» Task requirements
Determine the number of lines in the listing below where the string "nsks" occurs; answer with the number alone.

» Source records
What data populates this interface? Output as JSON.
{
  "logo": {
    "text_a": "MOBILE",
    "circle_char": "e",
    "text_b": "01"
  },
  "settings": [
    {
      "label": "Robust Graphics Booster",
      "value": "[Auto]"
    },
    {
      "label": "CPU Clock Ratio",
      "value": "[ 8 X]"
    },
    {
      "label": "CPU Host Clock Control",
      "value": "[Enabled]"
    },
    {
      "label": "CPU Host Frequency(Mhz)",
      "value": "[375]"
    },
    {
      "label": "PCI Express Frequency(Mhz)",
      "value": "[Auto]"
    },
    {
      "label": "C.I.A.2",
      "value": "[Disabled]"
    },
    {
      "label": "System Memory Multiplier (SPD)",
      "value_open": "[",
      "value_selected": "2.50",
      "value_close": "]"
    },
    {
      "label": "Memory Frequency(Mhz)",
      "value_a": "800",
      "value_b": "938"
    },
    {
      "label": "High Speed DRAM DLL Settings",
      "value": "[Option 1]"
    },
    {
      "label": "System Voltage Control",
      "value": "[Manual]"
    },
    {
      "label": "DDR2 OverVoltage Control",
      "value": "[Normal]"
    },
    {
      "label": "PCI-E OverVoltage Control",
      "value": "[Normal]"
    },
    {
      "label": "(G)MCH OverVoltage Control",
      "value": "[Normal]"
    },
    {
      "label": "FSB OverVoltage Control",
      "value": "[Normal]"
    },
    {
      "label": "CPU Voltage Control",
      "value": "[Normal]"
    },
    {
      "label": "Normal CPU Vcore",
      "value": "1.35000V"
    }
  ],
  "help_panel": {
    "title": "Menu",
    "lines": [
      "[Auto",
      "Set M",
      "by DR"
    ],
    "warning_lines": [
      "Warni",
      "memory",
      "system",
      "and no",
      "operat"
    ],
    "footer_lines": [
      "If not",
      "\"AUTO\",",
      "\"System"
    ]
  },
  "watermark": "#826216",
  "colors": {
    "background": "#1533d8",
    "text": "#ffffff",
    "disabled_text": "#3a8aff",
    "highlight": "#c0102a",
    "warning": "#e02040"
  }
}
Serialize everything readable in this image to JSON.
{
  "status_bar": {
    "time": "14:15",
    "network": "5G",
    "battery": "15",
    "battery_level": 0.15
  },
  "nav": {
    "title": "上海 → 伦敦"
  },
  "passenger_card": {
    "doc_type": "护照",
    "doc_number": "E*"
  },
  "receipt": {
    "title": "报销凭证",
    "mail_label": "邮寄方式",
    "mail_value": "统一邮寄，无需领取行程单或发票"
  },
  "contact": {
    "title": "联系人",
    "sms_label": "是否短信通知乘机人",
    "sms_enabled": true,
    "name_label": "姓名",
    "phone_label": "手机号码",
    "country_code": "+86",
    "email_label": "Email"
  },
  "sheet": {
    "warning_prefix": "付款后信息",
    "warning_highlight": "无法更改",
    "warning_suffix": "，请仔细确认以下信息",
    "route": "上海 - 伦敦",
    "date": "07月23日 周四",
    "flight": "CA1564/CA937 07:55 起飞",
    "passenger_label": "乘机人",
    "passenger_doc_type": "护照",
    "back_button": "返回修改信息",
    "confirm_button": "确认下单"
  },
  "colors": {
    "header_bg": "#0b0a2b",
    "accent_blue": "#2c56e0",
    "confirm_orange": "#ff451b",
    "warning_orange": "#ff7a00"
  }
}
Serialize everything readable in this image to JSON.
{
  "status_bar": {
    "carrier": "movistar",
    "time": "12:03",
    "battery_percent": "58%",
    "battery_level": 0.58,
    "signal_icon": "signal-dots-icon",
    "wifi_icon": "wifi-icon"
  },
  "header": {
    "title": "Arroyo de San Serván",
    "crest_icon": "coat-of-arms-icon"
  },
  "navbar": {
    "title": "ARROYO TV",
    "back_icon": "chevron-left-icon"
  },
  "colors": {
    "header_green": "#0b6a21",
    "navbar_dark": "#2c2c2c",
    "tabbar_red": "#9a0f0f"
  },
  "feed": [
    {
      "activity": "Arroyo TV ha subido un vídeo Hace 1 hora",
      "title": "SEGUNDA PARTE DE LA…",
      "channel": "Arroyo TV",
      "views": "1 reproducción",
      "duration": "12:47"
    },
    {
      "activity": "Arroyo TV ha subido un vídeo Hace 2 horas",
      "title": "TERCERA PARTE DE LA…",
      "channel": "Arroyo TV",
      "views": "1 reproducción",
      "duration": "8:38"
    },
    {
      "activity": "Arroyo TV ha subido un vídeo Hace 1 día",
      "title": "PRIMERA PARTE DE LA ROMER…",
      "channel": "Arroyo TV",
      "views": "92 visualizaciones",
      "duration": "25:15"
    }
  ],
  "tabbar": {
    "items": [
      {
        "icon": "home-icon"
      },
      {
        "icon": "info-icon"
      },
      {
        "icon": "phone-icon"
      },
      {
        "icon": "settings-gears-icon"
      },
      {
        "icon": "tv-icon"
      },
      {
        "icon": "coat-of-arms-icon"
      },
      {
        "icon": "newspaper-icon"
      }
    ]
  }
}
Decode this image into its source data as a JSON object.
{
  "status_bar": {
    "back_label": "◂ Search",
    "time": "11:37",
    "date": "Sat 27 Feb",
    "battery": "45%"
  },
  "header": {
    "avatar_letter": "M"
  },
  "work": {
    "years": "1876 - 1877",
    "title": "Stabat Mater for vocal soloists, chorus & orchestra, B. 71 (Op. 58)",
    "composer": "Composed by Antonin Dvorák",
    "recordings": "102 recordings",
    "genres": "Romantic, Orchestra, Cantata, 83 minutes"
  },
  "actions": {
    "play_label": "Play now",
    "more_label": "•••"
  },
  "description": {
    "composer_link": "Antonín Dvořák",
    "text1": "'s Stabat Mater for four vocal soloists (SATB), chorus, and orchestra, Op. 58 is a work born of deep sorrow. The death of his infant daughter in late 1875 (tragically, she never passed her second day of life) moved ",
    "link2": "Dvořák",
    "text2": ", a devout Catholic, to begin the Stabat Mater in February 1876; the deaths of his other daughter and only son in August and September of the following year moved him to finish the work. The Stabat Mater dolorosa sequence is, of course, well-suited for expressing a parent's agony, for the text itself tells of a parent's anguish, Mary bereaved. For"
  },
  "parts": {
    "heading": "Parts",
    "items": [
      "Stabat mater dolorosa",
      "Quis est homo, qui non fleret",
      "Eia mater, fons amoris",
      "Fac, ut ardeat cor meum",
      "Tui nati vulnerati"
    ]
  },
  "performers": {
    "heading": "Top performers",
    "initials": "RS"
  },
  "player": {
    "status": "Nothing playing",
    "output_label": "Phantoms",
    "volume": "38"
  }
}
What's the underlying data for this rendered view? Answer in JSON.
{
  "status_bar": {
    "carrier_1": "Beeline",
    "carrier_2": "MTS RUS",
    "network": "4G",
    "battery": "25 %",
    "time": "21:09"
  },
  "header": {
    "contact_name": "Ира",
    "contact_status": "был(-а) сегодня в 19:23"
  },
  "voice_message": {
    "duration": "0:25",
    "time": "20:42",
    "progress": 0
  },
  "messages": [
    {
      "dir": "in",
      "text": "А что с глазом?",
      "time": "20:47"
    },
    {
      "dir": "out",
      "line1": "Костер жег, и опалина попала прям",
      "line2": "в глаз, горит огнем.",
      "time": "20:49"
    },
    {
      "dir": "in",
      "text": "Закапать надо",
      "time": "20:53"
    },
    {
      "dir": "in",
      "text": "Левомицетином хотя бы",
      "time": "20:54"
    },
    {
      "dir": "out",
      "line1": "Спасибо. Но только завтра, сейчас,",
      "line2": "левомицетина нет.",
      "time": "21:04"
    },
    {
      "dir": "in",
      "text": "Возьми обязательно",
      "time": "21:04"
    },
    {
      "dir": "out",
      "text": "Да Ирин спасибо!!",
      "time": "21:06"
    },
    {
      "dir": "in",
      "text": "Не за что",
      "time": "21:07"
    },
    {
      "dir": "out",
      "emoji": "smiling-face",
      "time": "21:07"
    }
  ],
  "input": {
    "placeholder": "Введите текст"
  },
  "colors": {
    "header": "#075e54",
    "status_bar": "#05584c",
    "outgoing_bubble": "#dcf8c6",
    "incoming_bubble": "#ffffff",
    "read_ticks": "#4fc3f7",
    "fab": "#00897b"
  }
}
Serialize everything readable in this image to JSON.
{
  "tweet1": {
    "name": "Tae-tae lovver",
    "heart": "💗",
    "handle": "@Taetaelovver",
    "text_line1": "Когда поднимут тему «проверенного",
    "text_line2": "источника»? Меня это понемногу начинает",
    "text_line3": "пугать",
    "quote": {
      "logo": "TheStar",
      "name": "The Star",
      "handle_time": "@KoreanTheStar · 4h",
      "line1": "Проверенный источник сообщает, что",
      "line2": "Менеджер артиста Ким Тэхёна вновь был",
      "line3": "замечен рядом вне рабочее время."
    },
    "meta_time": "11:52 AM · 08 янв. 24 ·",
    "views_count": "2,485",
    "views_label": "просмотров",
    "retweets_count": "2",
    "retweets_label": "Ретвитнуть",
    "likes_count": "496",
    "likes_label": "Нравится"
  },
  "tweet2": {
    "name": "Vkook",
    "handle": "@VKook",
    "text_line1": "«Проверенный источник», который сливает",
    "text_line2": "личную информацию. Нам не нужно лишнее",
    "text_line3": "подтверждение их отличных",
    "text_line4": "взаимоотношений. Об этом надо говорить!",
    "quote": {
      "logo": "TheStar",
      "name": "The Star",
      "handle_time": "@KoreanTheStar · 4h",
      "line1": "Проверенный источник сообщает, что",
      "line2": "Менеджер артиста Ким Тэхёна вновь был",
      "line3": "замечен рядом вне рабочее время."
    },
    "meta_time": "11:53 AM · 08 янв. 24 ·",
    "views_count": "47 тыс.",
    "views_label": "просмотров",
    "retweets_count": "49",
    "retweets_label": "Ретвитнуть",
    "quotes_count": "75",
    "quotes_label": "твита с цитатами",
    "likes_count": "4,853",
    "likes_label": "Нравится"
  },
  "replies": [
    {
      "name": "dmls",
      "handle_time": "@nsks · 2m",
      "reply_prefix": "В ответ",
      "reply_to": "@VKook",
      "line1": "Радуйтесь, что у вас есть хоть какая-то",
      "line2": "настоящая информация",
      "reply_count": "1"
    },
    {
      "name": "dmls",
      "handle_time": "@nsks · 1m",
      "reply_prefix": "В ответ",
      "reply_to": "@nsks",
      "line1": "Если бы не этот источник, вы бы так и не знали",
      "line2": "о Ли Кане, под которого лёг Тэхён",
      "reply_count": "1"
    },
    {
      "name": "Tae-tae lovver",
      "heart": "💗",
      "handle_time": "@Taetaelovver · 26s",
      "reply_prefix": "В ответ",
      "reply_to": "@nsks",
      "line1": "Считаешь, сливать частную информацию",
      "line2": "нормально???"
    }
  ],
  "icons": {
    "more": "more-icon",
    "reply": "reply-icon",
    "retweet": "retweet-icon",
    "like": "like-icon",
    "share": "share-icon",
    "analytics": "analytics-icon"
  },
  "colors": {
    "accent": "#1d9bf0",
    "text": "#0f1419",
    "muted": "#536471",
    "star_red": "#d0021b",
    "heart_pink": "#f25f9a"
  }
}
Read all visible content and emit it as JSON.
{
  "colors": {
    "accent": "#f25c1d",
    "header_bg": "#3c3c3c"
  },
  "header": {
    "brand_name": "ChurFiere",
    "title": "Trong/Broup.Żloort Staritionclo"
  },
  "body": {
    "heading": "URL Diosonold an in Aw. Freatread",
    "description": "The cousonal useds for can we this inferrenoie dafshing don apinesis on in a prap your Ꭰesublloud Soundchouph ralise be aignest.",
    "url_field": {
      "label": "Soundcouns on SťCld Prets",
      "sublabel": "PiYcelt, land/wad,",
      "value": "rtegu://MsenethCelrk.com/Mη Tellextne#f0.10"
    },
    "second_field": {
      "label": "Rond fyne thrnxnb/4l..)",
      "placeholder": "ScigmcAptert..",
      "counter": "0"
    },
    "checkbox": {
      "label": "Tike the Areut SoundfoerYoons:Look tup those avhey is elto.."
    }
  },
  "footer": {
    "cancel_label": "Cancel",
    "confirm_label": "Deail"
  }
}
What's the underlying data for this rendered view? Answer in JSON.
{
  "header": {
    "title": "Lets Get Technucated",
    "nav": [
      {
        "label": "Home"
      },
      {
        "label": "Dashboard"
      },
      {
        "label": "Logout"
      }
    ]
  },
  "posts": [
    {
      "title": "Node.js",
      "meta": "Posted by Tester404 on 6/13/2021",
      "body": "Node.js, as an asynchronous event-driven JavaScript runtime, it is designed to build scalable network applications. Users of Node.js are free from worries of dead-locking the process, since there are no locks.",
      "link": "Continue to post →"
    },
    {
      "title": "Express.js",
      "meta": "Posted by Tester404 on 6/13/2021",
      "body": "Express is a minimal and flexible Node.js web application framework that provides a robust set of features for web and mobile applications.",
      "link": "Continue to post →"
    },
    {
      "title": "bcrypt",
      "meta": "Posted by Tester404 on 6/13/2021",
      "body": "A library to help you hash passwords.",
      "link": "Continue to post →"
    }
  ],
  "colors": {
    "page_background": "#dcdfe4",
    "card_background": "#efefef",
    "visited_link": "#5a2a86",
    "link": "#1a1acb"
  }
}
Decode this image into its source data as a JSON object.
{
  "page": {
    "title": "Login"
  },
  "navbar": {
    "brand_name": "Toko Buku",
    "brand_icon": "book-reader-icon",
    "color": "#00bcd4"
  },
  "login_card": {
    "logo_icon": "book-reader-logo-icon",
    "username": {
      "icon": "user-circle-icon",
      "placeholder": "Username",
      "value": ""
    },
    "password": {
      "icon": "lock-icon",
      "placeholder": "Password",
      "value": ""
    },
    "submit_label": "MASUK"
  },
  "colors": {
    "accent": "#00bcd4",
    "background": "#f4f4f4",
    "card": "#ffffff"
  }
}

» Full answer
4